Using the listing below, select the lines with the word "this" and copy them.

[begin SUPPLIED MATERIAL]

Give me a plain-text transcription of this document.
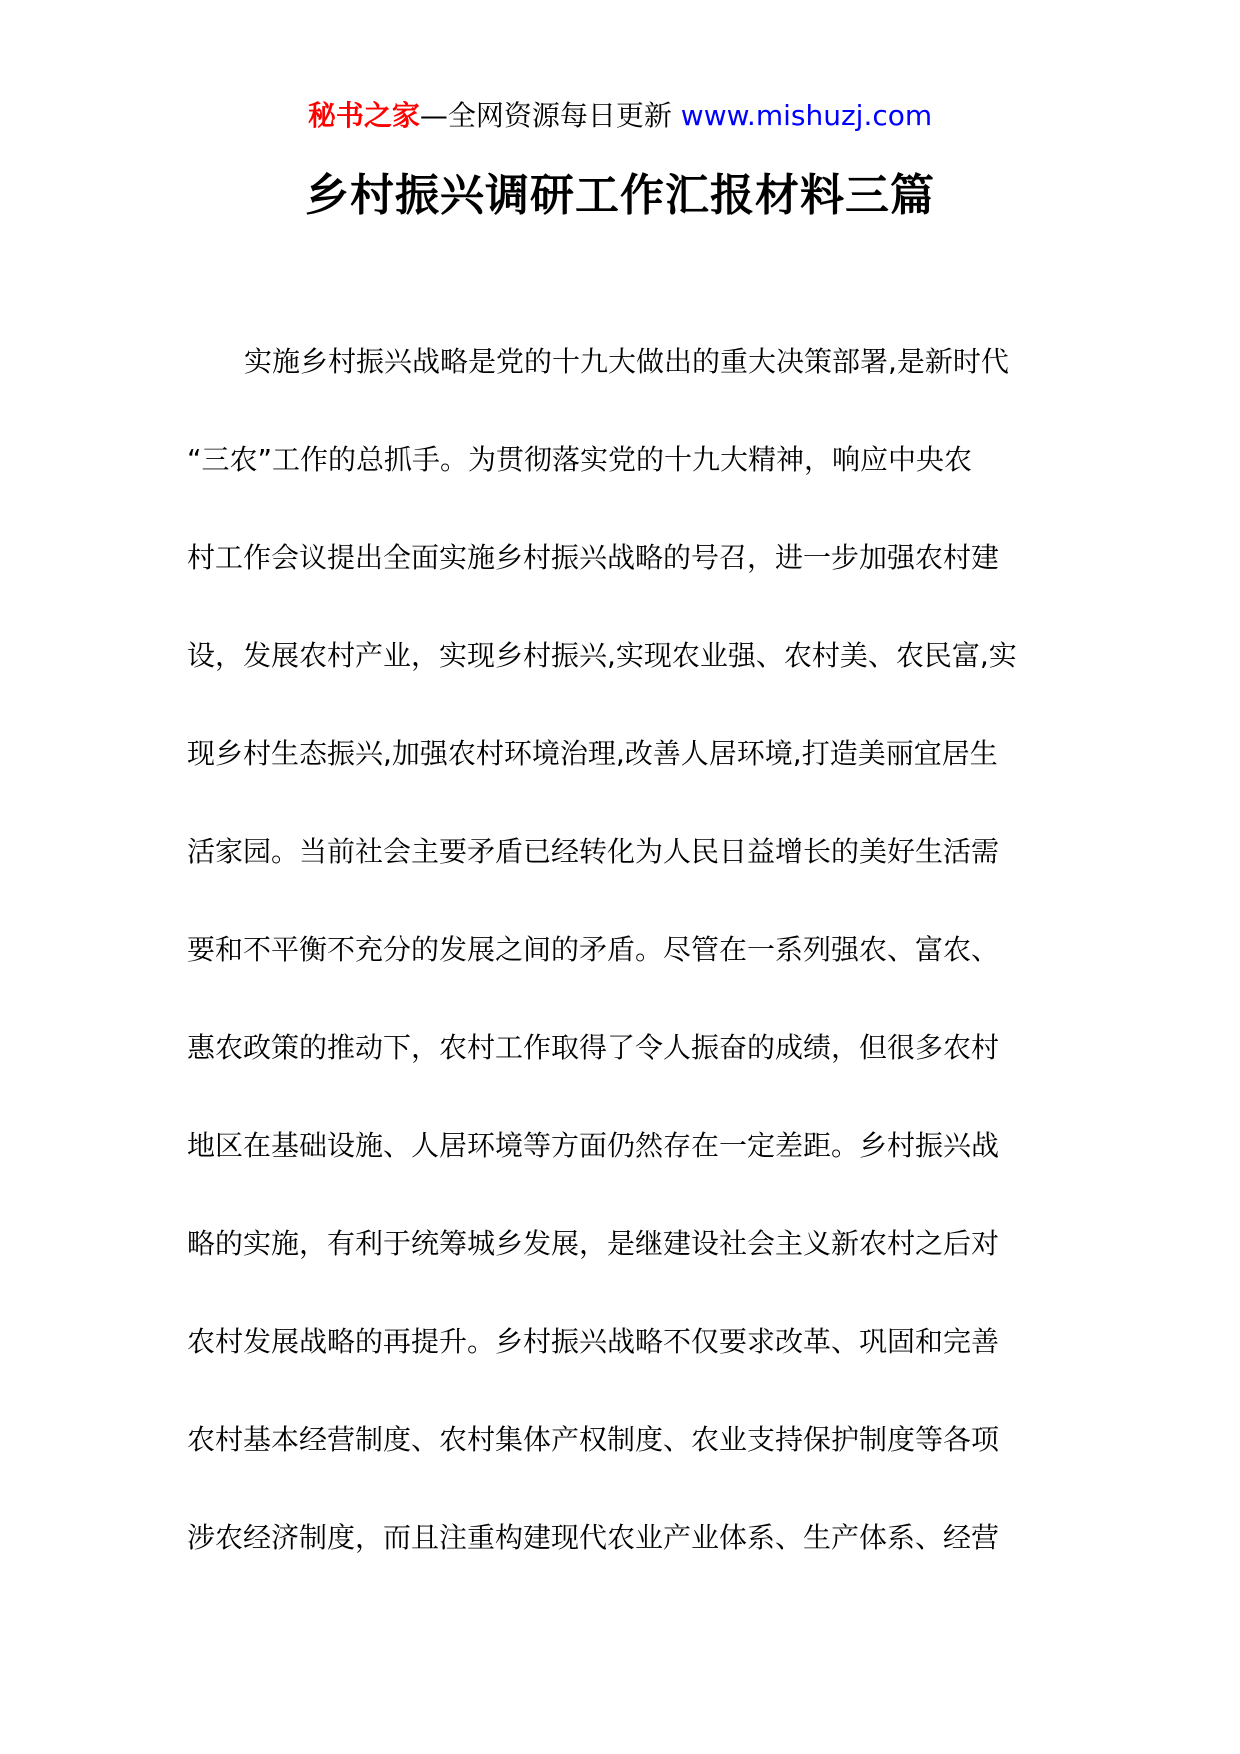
秘书之家—全网资源每日更新 www.mishuzj.com
乡村振兴调研工作汇报材料三篇
实施乡村振兴战略是党的十九大做出的重大决策部署,是新时代
“三农”工作的总抓手。为贯彻落实党的十九大精神，响应中央农
村工作会议提出全面实施乡村振兴战略的号召，进一步加强农村建
设，发展农村产业，实现乡村振兴,实现农业强、农村美、农民富,实
现乡村生态振兴,加强农村环境治理,改善人居环境,打造美丽宜居生
活家园。当前社会主要矛盾已经转化为人民日益增长的美好生活需
要和不平衡不充分的发展之间的矛盾。尽管在一系列强农、富农、
惠农政策的推动下，农村工作取得了令人振奋的成绩，但很多农村
地区在基础设施、人居环境等方面仍然存在一定差距。乡村振兴战
略的实施，有利于统筹城乡发展，是继建设社会主义新农村之后对
农村发展战略的再提升。乡村振兴战略不仅要求改革、巩固和完善
农村基本经营制度、农村集体产权制度、农业支持保护制度等各项
涉农经济制度，而且注重构建现代农业产业体系、生产体系、经营
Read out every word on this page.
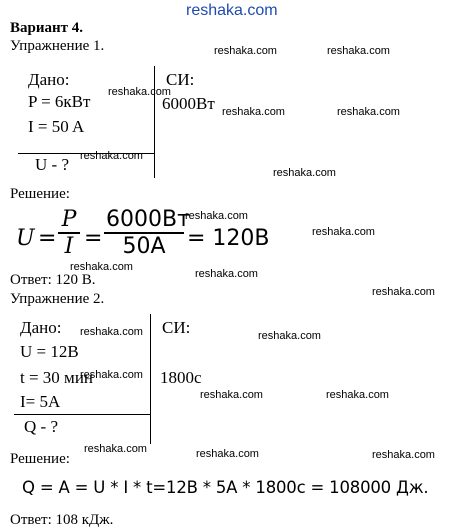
reshaka.com
Вариант 4.
Упражнение 1.
Дано:
P = 6кВт
I = 50 A
U - ?
СИ:
6000Вт
Решение:
U =
P
I =
6000Вт
50А = 120В
Ответ: 120 В.
Упражнение 2.
Дано:
U = 12В
t = 30 мин
I= 5A
Q - ?
СИ:
1800с
Решение:
Q = A = U * I * t=12В * 5А * 1800с = 108000 Дж.
Ответ: 108 кДж.
reshaka.com	reshaka.com
reshaka.com
reshaka.com	reshaka.com
reshaka.com
reshaka.com
reshaka.com
reshaka.com
reshaka.com
reshaka.com
reshaka.com
reshaka.com	reshaka.com
reshaka.com
reshaka.com	reshaka.com
reshaka.com	reshaka.com	reshaka.com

[end SUPPLIED MATERIAL]

COMPLETE OUTPUT:
Give me a plain-text transcription of this document.
Read out every word on this page.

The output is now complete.